Given problem:
Each entry below is to be given again word for word, with no pictures.

Figure record listings:
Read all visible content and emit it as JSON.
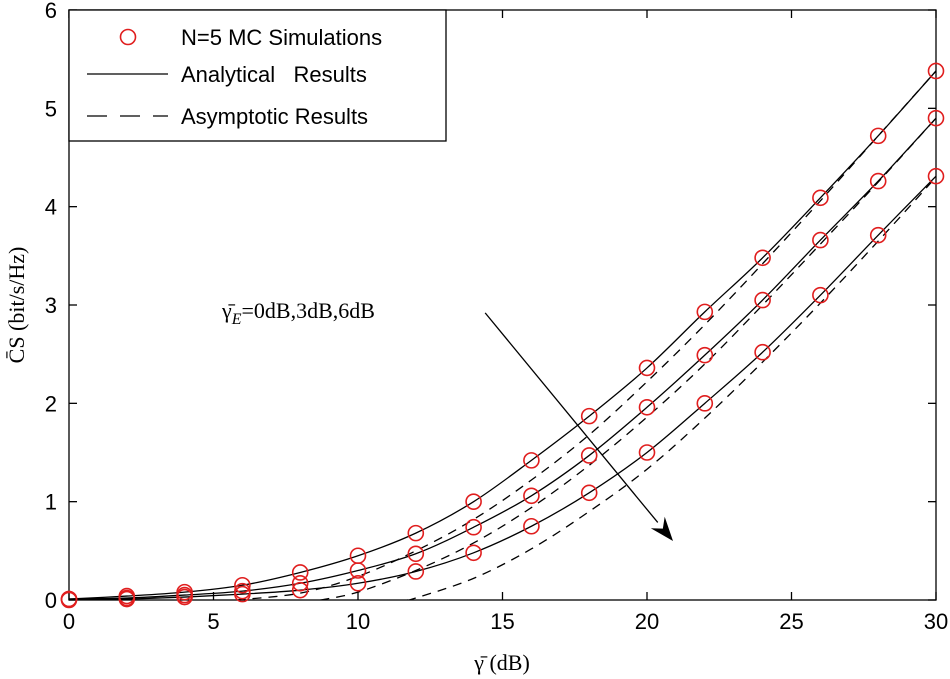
{
  "chart_data": {
    "type": "line",
    "xlabel": "γ̄ (dB)",
    "ylabel": "C̄S (bit/s/Hz)",
    "xlim": [
      0,
      30
    ],
    "ylim": [
      0,
      6
    ],
    "xticks": [
      0,
      5,
      10,
      15,
      20,
      25,
      30
    ],
    "yticks": [
      0,
      1,
      2,
      3,
      4,
      5,
      6
    ],
    "grid": false,
    "legend_position": "top-left",
    "legend": [
      {
        "label": "N=5 MC Simulations",
        "style": "red-circle-marker"
      },
      {
        "label": "Analytical   Results",
        "style": "solid-line"
      },
      {
        "label": "Asymptotic Results",
        "style": "dashed-line"
      }
    ],
    "annotation": {
      "text_main": "γ̄",
      "text_sub": "E",
      "text_rest": "=0dB,3dB,6dB",
      "arrow_from": [
        14.4,
        2.92
      ],
      "arrow_to": [
        20.9,
        0.6
      ]
    },
    "series": [
      {
        "name": "γ̄E=0dB simulations",
        "kind": "markers",
        "x": [
          0,
          2,
          4,
          6,
          8,
          10,
          12,
          14,
          16,
          18,
          20,
          22,
          24,
          26,
          28,
          30
        ],
        "y": [
          0.01,
          0.04,
          0.08,
          0.15,
          0.28,
          0.45,
          0.68,
          1.0,
          1.42,
          1.87,
          2.36,
          2.93,
          3.48,
          4.09,
          4.72,
          5.38
        ]
      },
      {
        "name": "γ̄E=3dB simulations",
        "kind": "markers",
        "x": [
          0,
          2,
          4,
          6,
          8,
          10,
          12,
          14,
          16,
          18,
          20,
          22,
          24,
          26,
          28,
          30
        ],
        "y": [
          0.01,
          0.02,
          0.05,
          0.09,
          0.17,
          0.3,
          0.47,
          0.74,
          1.06,
          1.47,
          1.96,
          2.49,
          3.05,
          3.66,
          4.26,
          4.9
        ]
      },
      {
        "name": "γ̄E=6dB simulations",
        "kind": "markers",
        "x": [
          0,
          2,
          4,
          6,
          8,
          10,
          12,
          14,
          16,
          18,
          20,
          22,
          24,
          26,
          28,
          30
        ],
        "y": [
          0.0,
          0.01,
          0.03,
          0.06,
          0.1,
          0.17,
          0.29,
          0.48,
          0.75,
          1.09,
          1.5,
          2.0,
          2.52,
          3.1,
          3.71,
          4.31
        ]
      },
      {
        "name": "γ̄E=0dB analytical",
        "kind": "solid",
        "x": [
          0,
          2,
          4,
          6,
          8,
          10,
          12,
          14,
          16,
          18,
          20,
          22,
          24,
          26,
          28,
          30
        ],
        "y": [
          0.01,
          0.04,
          0.08,
          0.15,
          0.28,
          0.45,
          0.68,
          1.0,
          1.42,
          1.87,
          2.36,
          2.93,
          3.48,
          4.09,
          4.72,
          5.38
        ]
      },
      {
        "name": "γ̄E=3dB analytical",
        "kind": "solid",
        "x": [
          0,
          2,
          4,
          6,
          8,
          10,
          12,
          14,
          16,
          18,
          20,
          22,
          24,
          26,
          28,
          30
        ],
        "y": [
          0.01,
          0.02,
          0.05,
          0.09,
          0.17,
          0.3,
          0.47,
          0.74,
          1.06,
          1.47,
          1.96,
          2.49,
          3.05,
          3.66,
          4.26,
          4.9
        ]
      },
      {
        "name": "γ̄E=6dB analytical",
        "kind": "solid",
        "x": [
          0,
          2,
          4,
          6,
          8,
          10,
          12,
          14,
          16,
          18,
          20,
          22,
          24,
          26,
          28,
          30
        ],
        "y": [
          0.0,
          0.01,
          0.03,
          0.06,
          0.1,
          0.17,
          0.29,
          0.48,
          0.75,
          1.09,
          1.5,
          2.0,
          2.52,
          3.1,
          3.71,
          4.31
        ]
      },
      {
        "name": "γ̄E=0dB asymptotic",
        "kind": "dashed",
        "x": [
          5.8,
          8,
          10,
          12,
          14,
          16,
          18,
          20,
          22,
          24,
          26,
          28,
          30
        ],
        "y": [
          0.0,
          0.07,
          0.24,
          0.5,
          0.82,
          1.22,
          1.68,
          2.22,
          2.8,
          3.42,
          4.06,
          4.72,
          5.38
        ]
      },
      {
        "name": "γ̄E=3dB asymptotic",
        "kind": "dashed",
        "x": [
          8.7,
          10,
          12,
          14,
          16,
          18,
          20,
          22,
          24,
          26,
          28,
          30
        ],
        "y": [
          0.0,
          0.08,
          0.3,
          0.58,
          0.94,
          1.37,
          1.86,
          2.4,
          3.0,
          3.62,
          4.25,
          4.9
        ]
      },
      {
        "name": "γ̄E=6dB asymptotic",
        "kind": "dashed",
        "x": [
          11.7,
          12,
          14,
          16,
          18,
          20,
          22,
          24,
          26,
          28,
          30
        ],
        "y": [
          0.0,
          0.02,
          0.22,
          0.52,
          0.9,
          1.33,
          1.85,
          2.42,
          3.02,
          3.65,
          4.3
        ]
      }
    ]
  }
}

Task output:
Read all visible content and emit it as JSON.
{
  "chart_data": {
    "type": "line",
    "xlabel": "γ̄ (dB)",
    "ylabel": "C̄S (bit/s/Hz)",
    "xlim": [
      0,
      30
    ],
    "ylim": [
      0,
      6
    ],
    "xticks": [
      0,
      5,
      10,
      15,
      20,
      25,
      30
    ],
    "yticks": [
      0,
      1,
      2,
      3,
      4,
      5,
      6
    ],
    "grid": false,
    "legend_position": "top-left",
    "legend": [
      {
        "label": "N=5 MC Simulations",
        "style": "red-circle-marker"
      },
      {
        "label": "Analytical   Results",
        "style": "solid-line"
      },
      {
        "label": "Asymptotic Results",
        "style": "dashed-line"
      }
    ],
    "annotation": {
      "text_main": "γ̄",
      "text_sub": "E",
      "text_rest": "=0dB,3dB,6dB",
      "arrow_from": [
        14.4,
        2.92
      ],
      "arrow_to": [
        20.9,
        0.6
      ]
    },
    "series": [
      {
        "name": "γ̄E=0dB simulations",
        "kind": "markers",
        "x": [
          0,
          2,
          4,
          6,
          8,
          10,
          12,
          14,
          16,
          18,
          20,
          22,
          24,
          26,
          28,
          30
        ],
        "y": [
          0.01,
          0.04,
          0.08,
          0.15,
          0.28,
          0.45,
          0.68,
          1.0,
          1.42,
          1.87,
          2.36,
          2.93,
          3.48,
          4.09,
          4.72,
          5.38
        ]
      },
      {
        "name": "γ̄E=3dB simulations",
        "kind": "markers",
        "x": [
          0,
          2,
          4,
          6,
          8,
          10,
          12,
          14,
          16,
          18,
          20,
          22,
          24,
          26,
          28,
          30
        ],
        "y": [
          0.01,
          0.02,
          0.05,
          0.09,
          0.17,
          0.3,
          0.47,
          0.74,
          1.06,
          1.47,
          1.96,
          2.49,
          3.05,
          3.66,
          4.26,
          4.9
        ]
      },
      {
        "name": "γ̄E=6dB simulations",
        "kind": "markers",
        "x": [
          0,
          2,
          4,
          6,
          8,
          10,
          12,
          14,
          16,
          18,
          20,
          22,
          24,
          26,
          28,
          30
        ],
        "y": [
          0.0,
          0.01,
          0.03,
          0.06,
          0.1,
          0.17,
          0.29,
          0.48,
          0.75,
          1.09,
          1.5,
          2.0,
          2.52,
          3.1,
          3.71,
          4.31
        ]
      },
      {
        "name": "γ̄E=0dB analytical",
        "kind": "solid",
        "x": [
          0,
          2,
          4,
          6,
          8,
          10,
          12,
          14,
          16,
          18,
          20,
          22,
          24,
          26,
          28,
          30
        ],
        "y": [
          0.01,
          0.04,
          0.08,
          0.15,
          0.28,
          0.45,
          0.68,
          1.0,
          1.42,
          1.87,
          2.36,
          2.93,
          3.48,
          4.09,
          4.72,
          5.38
        ]
      },
      {
        "name": "γ̄E=3dB analytical",
        "kind": "solid",
        "x": [
          0,
          2,
          4,
          6,
          8,
          10,
          12,
          14,
          16,
          18,
          20,
          22,
          24,
          26,
          28,
          30
        ],
        "y": [
          0.01,
          0.02,
          0.05,
          0.09,
          0.17,
          0.3,
          0.47,
          0.74,
          1.06,
          1.47,
          1.96,
          2.49,
          3.05,
          3.66,
          4.26,
          4.9
        ]
      },
      {
        "name": "γ̄E=6dB analytical",
        "kind": "solid",
        "x": [
          0,
          2,
          4,
          6,
          8,
          10,
          12,
          14,
          16,
          18,
          20,
          22,
          24,
          26,
          28,
          30
        ],
        "y": [
          0.0,
          0.01,
          0.03,
          0.06,
          0.1,
          0.17,
          0.29,
          0.48,
          0.75,
          1.09,
          1.5,
          2.0,
          2.52,
          3.1,
          3.71,
          4.31
        ]
      },
      {
        "name": "γ̄E=0dB asymptotic",
        "kind": "dashed",
        "x": [
          5.8,
          8,
          10,
          12,
          14,
          16,
          18,
          20,
          22,
          24,
          26,
          28,
          30
        ],
        "y": [
          0.0,
          0.07,
          0.24,
          0.5,
          0.82,
          1.22,
          1.68,
          2.22,
          2.8,
          3.42,
          4.06,
          4.72,
          5.38
        ]
      },
      {
        "name": "γ̄E=3dB asymptotic",
        "kind": "dashed",
        "x": [
          8.7,
          10,
          12,
          14,
          16,
          18,
          20,
          22,
          24,
          26,
          28,
          30
        ],
        "y": [
          0.0,
          0.08,
          0.3,
          0.58,
          0.94,
          1.37,
          1.86,
          2.4,
          3.0,
          3.62,
          4.25,
          4.9
        ]
      },
      {
        "name": "γ̄E=6dB asymptotic",
        "kind": "dashed",
        "x": [
          11.7,
          12,
          14,
          16,
          18,
          20,
          22,
          24,
          26,
          28,
          30
        ],
        "y": [
          0.0,
          0.02,
          0.22,
          0.52,
          0.9,
          1.33,
          1.85,
          2.42,
          3.02,
          3.65,
          4.3
        ]
      }
    ]
  }
}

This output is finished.